§ BRIEF
Copy all records verbatim.

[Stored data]
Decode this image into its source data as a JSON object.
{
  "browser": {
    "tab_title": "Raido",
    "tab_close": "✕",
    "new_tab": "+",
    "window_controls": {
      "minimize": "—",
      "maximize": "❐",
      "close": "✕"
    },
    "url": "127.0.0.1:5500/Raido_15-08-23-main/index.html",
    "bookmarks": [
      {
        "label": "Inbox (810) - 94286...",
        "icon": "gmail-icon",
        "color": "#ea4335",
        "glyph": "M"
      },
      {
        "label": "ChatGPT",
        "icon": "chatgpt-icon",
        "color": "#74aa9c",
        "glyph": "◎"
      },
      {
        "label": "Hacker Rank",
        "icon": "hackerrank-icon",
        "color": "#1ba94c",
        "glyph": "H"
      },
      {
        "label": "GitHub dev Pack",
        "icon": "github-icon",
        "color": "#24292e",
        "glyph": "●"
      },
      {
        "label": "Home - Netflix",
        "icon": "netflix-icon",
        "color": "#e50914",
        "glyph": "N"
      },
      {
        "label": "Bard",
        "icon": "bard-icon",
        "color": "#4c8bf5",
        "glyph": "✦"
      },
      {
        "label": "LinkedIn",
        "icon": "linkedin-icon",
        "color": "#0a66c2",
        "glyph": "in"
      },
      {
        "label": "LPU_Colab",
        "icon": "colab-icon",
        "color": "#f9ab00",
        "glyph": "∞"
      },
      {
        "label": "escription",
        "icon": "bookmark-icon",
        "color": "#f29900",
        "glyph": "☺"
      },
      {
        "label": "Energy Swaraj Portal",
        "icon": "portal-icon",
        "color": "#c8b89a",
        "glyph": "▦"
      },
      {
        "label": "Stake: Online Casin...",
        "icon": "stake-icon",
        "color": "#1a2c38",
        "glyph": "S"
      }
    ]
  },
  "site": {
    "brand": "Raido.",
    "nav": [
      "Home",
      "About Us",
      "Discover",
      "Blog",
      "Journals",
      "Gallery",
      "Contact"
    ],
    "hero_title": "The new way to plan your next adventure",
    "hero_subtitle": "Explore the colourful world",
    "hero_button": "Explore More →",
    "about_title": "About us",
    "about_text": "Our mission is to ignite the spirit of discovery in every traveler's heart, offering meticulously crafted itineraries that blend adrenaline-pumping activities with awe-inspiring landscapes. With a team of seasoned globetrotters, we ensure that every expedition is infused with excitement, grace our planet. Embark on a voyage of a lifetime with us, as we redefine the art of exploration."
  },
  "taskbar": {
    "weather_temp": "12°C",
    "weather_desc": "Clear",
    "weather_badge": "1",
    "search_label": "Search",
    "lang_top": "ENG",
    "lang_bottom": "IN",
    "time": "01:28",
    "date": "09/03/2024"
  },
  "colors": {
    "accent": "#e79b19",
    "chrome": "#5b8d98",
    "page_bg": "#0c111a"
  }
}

§ TASK ANSWER
Decode this image into its source data as a JSON object.
{
  "browser": {
    "tab_title": "Raido",
    "tab_close": "✕",
    "new_tab": "+",
    "window_controls": {
      "minimize": "—",
      "maximize": "❐",
      "close": "✕"
    },
    "url": "127.0.0.1:5500/Raido_15-08-23-main/index.html",
    "bookmarks": [
      {
        "label": "Inbox (810) - 94286...",
        "icon": "gmail-icon",
        "color": "#ea4335",
        "glyph": "M"
      },
      {
        "label": "ChatGPT",
        "icon": "chatgpt-icon",
        "color": "#74aa9c",
        "glyph": "◎"
      },
      {
        "label": "Hacker Rank",
        "icon": "hackerrank-icon",
        "color": "#1ba94c",
        "glyph": "H"
      },
      {
        "label": "GitHub dev Pack",
        "icon": "github-icon",
        "color": "#24292e",
        "glyph": "●"
      },
      {
        "label": "Home - Netflix",
        "icon": "netflix-icon",
        "color": "#e50914",
        "glyph": "N"
      },
      {
        "label": "Bard",
        "icon": "bard-icon",
        "color": "#4c8bf5",
        "glyph": "✦"
      },
      {
        "label": "LinkedIn",
        "icon": "linkedin-icon",
        "color": "#0a66c2",
        "glyph": "in"
      },
      {
        "label": "LPU_Colab",
        "icon": "colab-icon",
        "color": "#f9ab00",
        "glyph": "∞"
      },
      {
        "label": "escription",
        "icon": "bookmark-icon",
        "color": "#f29900",
        "glyph": "☺"
      },
      {
        "label": "Energy Swaraj Portal",
        "icon": "portal-icon",
        "color": "#c8b89a",
        "glyph": "▦"
      },
      {
        "label": "Stake: Online Casin...",
        "icon": "stake-icon",
        "color": "#1a2c38",
        "glyph": "S"
      }
    ]
  },
  "site": {
    "brand": "Raido.",
    "nav": [
      "Home",
      "About Us",
      "Discover",
      "Blog",
      "Journals",
      "Gallery",
      "Contact"
    ],
    "hero_title": "The new way to plan your next adventure",
    "hero_subtitle": "Explore the colourful world",
    "hero_button": "Explore More →",
    "about_title": "About us",
    "about_text": "Our mission is to ignite the spirit of discovery in every traveler's heart, offering meticulously crafted itineraries that blend adrenaline-pumping activities with awe-inspiring landscapes. With a team of seasoned globetrotters, we ensure that every expedition is infused with excitement, grace our planet. Embark on a voyage of a lifetime with us, as we redefine the art of exploration."
  },
  "taskbar": {
    "weather_temp": "12°C",
    "weather_desc": "Clear",
    "weather_badge": "1",
    "search_label": "Search",
    "lang_top": "ENG",
    "lang_bottom": "IN",
    "time": "01:28",
    "date": "09/03/2024"
  },
  "colors": {
    "accent": "#e79b19",
    "chrome": "#5b8d98",
    "page_bg": "#0c111a"
  }
}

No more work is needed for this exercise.